INSTRUCTION: Retype all material exactly. Pictures stay out of the copy.

------ INPUT DATA ------

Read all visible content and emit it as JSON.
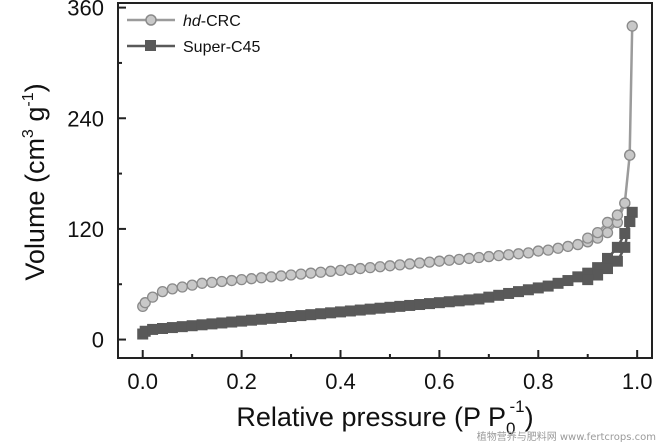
{
  "chart_data": {
    "type": "line",
    "title": "",
    "xlabel_main": "Relative pressure (P P",
    "xlabel_sub": "0",
    "xlabel_sup": "-1",
    "xlabel_end": ")",
    "ylabel_main": "Volume (cm",
    "ylabel_sup1": "3",
    "ylabel_mid": " g",
    "ylabel_sup2": "-1",
    "ylabel_end": ")",
    "xlim": [
      -0.05,
      1.03
    ],
    "ylim": [
      -20,
      365
    ],
    "x_ticks": [
      0.0,
      0.2,
      0.4,
      0.6,
      0.8,
      1.0
    ],
    "x_tick_labels": [
      "0.0",
      "0.2",
      "0.4",
      "0.6",
      "0.8",
      "1.0"
    ],
    "y_ticks": [
      0,
      120,
      240,
      360
    ],
    "y_tick_labels": [
      "0",
      "120",
      "240",
      "360"
    ],
    "legend_position": "top-left",
    "series": [
      {
        "name_italic": "hd",
        "name_rest": "-CRC",
        "color": "#9b9b9b",
        "marker": "circle",
        "x": [
          0.0,
          0.005,
          0.02,
          0.04,
          0.06,
          0.08,
          0.1,
          0.12,
          0.14,
          0.16,
          0.18,
          0.2,
          0.22,
          0.24,
          0.26,
          0.28,
          0.3,
          0.32,
          0.34,
          0.36,
          0.38,
          0.4,
          0.42,
          0.44,
          0.46,
          0.48,
          0.5,
          0.52,
          0.54,
          0.56,
          0.58,
          0.6,
          0.62,
          0.64,
          0.66,
          0.68,
          0.7,
          0.72,
          0.74,
          0.76,
          0.78,
          0.8,
          0.82,
          0.84,
          0.86,
          0.88,
          0.9,
          0.92,
          0.94,
          0.96,
          0.975,
          0.985,
          0.99,
          0.985,
          0.975,
          0.96,
          0.94,
          0.92,
          0.9
        ],
        "y": [
          36,
          40,
          46,
          52,
          55,
          57,
          59,
          61,
          62,
          63,
          64,
          65,
          66,
          67,
          68,
          69,
          70,
          71,
          72,
          73,
          74,
          75,
          76,
          77,
          78,
          79,
          80,
          81,
          82,
          83,
          84,
          85,
          86,
          87,
          88,
          89,
          90,
          91,
          92,
          93,
          94,
          96,
          97,
          99,
          101,
          103,
          106,
          110,
          116,
          127,
          148,
          200,
          340,
          200,
          148,
          135,
          127,
          116,
          110
        ]
      },
      {
        "name": "Super-C45",
        "color": "#595959",
        "marker": "square",
        "x": [
          0.0,
          0.005,
          0.02,
          0.04,
          0.06,
          0.08,
          0.1,
          0.12,
          0.14,
          0.16,
          0.18,
          0.2,
          0.22,
          0.24,
          0.26,
          0.28,
          0.3,
          0.32,
          0.34,
          0.36,
          0.38,
          0.4,
          0.42,
          0.44,
          0.46,
          0.48,
          0.5,
          0.52,
          0.54,
          0.56,
          0.58,
          0.6,
          0.62,
          0.64,
          0.66,
          0.68,
          0.7,
          0.72,
          0.74,
          0.76,
          0.78,
          0.8,
          0.82,
          0.84,
          0.86,
          0.88,
          0.9,
          0.92,
          0.94,
          0.96,
          0.975,
          0.985,
          0.99,
          0.985,
          0.975,
          0.96,
          0.94,
          0.92,
          0.9
        ],
        "y": [
          6,
          9,
          11,
          12,
          13,
          14,
          15,
          16,
          17,
          18,
          19,
          20,
          21,
          22,
          23,
          24,
          25,
          26,
          27,
          28,
          29,
          30,
          31,
          32,
          33,
          34,
          35,
          36,
          37,
          38,
          39,
          40,
          41,
          42,
          43,
          44,
          46,
          48,
          50,
          52,
          54,
          56,
          58,
          61,
          64,
          68,
          72,
          78,
          88,
          100,
          115,
          128,
          138,
          128,
          100,
          85,
          77,
          70,
          65
        ]
      }
    ],
    "watermark": "植物营养与肥料网 www.fertcrops.com"
  }
}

------

ANSWER TO THIS EXERCISE:
Read all visible content and emit it as JSON.
{
  "chart_data": {
    "type": "line",
    "title": "",
    "xlabel_main": "Relative pressure (P P",
    "xlabel_sub": "0",
    "xlabel_sup": "-1",
    "xlabel_end": ")",
    "ylabel_main": "Volume (cm",
    "ylabel_sup1": "3",
    "ylabel_mid": " g",
    "ylabel_sup2": "-1",
    "ylabel_end": ")",
    "xlim": [
      -0.05,
      1.03
    ],
    "ylim": [
      -20,
      365
    ],
    "x_ticks": [
      0.0,
      0.2,
      0.4,
      0.6,
      0.8,
      1.0
    ],
    "x_tick_labels": [
      "0.0",
      "0.2",
      "0.4",
      "0.6",
      "0.8",
      "1.0"
    ],
    "y_ticks": [
      0,
      120,
      240,
      360
    ],
    "y_tick_labels": [
      "0",
      "120",
      "240",
      "360"
    ],
    "legend_position": "top-left",
    "series": [
      {
        "name_italic": "hd",
        "name_rest": "-CRC",
        "color": "#9b9b9b",
        "marker": "circle",
        "x": [
          0.0,
          0.005,
          0.02,
          0.04,
          0.06,
          0.08,
          0.1,
          0.12,
          0.14,
          0.16,
          0.18,
          0.2,
          0.22,
          0.24,
          0.26,
          0.28,
          0.3,
          0.32,
          0.34,
          0.36,
          0.38,
          0.4,
          0.42,
          0.44,
          0.46,
          0.48,
          0.5,
          0.52,
          0.54,
          0.56,
          0.58,
          0.6,
          0.62,
          0.64,
          0.66,
          0.68,
          0.7,
          0.72,
          0.74,
          0.76,
          0.78,
          0.8,
          0.82,
          0.84,
          0.86,
          0.88,
          0.9,
          0.92,
          0.94,
          0.96,
          0.975,
          0.985,
          0.99,
          0.985,
          0.975,
          0.96,
          0.94,
          0.92,
          0.9
        ],
        "y": [
          36,
          40,
          46,
          52,
          55,
          57,
          59,
          61,
          62,
          63,
          64,
          65,
          66,
          67,
          68,
          69,
          70,
          71,
          72,
          73,
          74,
          75,
          76,
          77,
          78,
          79,
          80,
          81,
          82,
          83,
          84,
          85,
          86,
          87,
          88,
          89,
          90,
          91,
          92,
          93,
          94,
          96,
          97,
          99,
          101,
          103,
          106,
          110,
          116,
          127,
          148,
          200,
          340,
          200,
          148,
          135,
          127,
          116,
          110
        ]
      },
      {
        "name": "Super-C45",
        "color": "#595959",
        "marker": "square",
        "x": [
          0.0,
          0.005,
          0.02,
          0.04,
          0.06,
          0.08,
          0.1,
          0.12,
          0.14,
          0.16,
          0.18,
          0.2,
          0.22,
          0.24,
          0.26,
          0.28,
          0.3,
          0.32,
          0.34,
          0.36,
          0.38,
          0.4,
          0.42,
          0.44,
          0.46,
          0.48,
          0.5,
          0.52,
          0.54,
          0.56,
          0.58,
          0.6,
          0.62,
          0.64,
          0.66,
          0.68,
          0.7,
          0.72,
          0.74,
          0.76,
          0.78,
          0.8,
          0.82,
          0.84,
          0.86,
          0.88,
          0.9,
          0.92,
          0.94,
          0.96,
          0.975,
          0.985,
          0.99,
          0.985,
          0.975,
          0.96,
          0.94,
          0.92,
          0.9
        ],
        "y": [
          6,
          9,
          11,
          12,
          13,
          14,
          15,
          16,
          17,
          18,
          19,
          20,
          21,
          22,
          23,
          24,
          25,
          26,
          27,
          28,
          29,
          30,
          31,
          32,
          33,
          34,
          35,
          36,
          37,
          38,
          39,
          40,
          41,
          42,
          43,
          44,
          46,
          48,
          50,
          52,
          54,
          56,
          58,
          61,
          64,
          68,
          72,
          78,
          88,
          100,
          115,
          128,
          138,
          128,
          100,
          85,
          77,
          70,
          65
        ]
      }
    ],
    "watermark": "植物营养与肥料网 www.fertcrops.com"
  }
}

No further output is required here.